*What is being asked*: Gather all lines from the material that contain the word "letter".

(Stored items from a collection)

* * *

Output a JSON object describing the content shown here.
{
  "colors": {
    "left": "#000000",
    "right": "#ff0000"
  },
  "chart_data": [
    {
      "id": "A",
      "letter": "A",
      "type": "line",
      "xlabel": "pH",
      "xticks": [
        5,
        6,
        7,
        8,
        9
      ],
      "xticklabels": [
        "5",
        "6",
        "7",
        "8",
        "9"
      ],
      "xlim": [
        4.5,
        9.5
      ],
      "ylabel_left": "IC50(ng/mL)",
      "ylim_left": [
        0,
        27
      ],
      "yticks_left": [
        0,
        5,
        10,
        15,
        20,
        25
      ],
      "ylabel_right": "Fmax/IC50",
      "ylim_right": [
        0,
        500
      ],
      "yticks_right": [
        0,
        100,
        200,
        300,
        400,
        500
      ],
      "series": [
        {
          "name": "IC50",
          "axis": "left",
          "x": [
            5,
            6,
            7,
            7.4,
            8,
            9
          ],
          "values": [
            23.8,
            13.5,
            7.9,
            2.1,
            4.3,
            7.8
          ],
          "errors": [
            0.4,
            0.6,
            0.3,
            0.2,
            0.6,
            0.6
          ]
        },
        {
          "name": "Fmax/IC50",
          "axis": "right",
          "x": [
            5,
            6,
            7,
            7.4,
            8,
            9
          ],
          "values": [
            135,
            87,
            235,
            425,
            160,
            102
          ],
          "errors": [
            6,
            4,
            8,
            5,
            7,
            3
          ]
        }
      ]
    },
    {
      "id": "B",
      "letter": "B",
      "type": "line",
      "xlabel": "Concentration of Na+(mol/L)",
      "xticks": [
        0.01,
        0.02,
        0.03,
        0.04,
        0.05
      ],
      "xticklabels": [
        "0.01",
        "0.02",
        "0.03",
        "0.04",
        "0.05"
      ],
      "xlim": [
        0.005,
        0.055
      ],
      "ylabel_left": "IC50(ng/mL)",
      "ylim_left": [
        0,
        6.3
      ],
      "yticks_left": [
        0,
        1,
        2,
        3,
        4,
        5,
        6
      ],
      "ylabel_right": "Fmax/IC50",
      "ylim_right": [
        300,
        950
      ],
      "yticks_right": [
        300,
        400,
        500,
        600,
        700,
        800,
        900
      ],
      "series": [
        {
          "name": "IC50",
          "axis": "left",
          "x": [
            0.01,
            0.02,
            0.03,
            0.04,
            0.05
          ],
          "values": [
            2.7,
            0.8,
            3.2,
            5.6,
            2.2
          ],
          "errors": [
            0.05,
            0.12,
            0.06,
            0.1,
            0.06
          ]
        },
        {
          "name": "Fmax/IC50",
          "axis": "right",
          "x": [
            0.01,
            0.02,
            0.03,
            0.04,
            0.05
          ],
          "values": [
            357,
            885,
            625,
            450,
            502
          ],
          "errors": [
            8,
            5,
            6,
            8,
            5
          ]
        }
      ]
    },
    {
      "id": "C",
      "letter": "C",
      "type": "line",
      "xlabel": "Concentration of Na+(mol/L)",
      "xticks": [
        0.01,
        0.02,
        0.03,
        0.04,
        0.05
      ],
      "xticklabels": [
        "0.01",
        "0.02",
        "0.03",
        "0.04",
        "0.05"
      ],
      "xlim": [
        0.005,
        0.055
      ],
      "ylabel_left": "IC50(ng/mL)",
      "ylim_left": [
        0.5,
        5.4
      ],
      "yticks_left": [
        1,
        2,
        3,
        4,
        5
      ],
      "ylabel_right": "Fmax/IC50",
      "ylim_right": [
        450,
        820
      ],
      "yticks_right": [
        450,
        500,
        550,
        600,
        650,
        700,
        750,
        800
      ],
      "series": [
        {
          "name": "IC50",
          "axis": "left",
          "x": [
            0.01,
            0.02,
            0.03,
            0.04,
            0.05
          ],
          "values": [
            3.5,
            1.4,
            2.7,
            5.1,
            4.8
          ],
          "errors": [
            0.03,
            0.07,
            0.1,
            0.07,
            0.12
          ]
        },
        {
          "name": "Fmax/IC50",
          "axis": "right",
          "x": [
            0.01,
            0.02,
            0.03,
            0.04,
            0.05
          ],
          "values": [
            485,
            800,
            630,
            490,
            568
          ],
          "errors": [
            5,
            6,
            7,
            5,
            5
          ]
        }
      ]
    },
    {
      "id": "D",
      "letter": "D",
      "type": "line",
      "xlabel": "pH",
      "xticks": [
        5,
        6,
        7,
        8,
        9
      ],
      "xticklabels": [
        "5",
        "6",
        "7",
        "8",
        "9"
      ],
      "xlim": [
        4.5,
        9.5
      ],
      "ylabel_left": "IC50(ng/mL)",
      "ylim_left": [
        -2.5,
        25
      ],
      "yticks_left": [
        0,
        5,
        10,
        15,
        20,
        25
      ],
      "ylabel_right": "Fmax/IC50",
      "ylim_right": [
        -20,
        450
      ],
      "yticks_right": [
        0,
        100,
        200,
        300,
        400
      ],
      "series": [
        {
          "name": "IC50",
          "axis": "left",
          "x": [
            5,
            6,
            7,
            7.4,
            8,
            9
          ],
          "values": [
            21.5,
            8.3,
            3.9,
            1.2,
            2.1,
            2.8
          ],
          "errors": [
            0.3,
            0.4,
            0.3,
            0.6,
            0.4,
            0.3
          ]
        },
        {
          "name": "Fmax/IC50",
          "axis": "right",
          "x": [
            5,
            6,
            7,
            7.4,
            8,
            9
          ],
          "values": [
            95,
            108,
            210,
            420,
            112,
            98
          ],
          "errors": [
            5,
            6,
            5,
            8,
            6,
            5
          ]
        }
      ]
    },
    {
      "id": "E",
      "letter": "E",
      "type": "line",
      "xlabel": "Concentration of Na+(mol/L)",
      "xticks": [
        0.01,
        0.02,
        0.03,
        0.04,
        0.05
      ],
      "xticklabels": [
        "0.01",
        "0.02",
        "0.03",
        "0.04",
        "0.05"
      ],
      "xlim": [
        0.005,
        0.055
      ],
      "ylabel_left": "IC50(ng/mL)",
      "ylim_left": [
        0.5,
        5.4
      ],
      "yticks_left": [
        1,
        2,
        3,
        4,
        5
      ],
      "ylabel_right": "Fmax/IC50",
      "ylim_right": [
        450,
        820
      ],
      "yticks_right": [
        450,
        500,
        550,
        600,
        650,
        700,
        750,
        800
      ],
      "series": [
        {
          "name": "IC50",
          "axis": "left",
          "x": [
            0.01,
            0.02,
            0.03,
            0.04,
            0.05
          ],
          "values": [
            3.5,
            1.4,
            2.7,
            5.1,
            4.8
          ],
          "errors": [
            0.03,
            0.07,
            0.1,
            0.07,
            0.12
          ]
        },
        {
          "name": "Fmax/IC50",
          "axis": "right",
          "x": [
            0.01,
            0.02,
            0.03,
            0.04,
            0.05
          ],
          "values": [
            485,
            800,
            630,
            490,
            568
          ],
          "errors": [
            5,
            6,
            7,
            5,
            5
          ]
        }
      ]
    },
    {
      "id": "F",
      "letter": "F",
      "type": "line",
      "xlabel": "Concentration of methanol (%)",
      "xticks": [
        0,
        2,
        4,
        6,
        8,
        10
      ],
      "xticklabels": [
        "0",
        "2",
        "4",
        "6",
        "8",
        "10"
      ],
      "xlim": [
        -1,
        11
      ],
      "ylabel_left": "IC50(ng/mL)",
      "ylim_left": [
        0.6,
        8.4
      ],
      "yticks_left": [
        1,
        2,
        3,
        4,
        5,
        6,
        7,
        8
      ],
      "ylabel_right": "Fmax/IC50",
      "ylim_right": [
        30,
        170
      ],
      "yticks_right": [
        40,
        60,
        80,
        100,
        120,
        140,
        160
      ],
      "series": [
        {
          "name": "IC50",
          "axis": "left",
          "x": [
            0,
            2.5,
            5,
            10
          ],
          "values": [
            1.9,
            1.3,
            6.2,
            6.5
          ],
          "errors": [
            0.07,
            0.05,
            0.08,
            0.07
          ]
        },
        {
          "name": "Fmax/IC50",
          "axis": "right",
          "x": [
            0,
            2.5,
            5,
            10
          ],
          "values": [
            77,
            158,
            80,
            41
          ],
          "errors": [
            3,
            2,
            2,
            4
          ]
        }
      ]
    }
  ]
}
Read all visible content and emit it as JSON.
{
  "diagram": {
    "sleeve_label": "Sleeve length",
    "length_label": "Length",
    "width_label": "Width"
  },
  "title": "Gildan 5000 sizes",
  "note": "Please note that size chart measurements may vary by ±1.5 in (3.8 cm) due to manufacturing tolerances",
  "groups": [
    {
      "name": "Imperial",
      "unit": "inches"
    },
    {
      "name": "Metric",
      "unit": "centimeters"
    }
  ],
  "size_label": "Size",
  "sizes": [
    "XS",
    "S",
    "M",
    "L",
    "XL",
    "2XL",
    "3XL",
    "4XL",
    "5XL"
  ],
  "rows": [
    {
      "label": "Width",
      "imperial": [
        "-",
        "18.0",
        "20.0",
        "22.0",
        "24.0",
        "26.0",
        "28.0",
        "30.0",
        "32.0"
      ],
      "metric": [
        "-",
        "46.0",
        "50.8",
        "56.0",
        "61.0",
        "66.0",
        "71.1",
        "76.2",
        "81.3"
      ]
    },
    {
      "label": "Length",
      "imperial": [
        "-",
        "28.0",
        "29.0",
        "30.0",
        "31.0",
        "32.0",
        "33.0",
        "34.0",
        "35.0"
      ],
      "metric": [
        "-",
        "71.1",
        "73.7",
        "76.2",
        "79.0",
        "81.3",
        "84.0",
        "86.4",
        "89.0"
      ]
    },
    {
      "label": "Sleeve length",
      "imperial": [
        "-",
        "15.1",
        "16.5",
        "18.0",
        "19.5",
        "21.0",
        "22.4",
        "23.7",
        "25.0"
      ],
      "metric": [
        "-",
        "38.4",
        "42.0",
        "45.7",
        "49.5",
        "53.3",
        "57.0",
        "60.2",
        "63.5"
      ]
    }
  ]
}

* * *

*Response to this exercise*:
      "letter": "A",
      "letter": "B",
      "letter": "C",
      "letter": "D",
      "letter": "E",
      "letter": "F",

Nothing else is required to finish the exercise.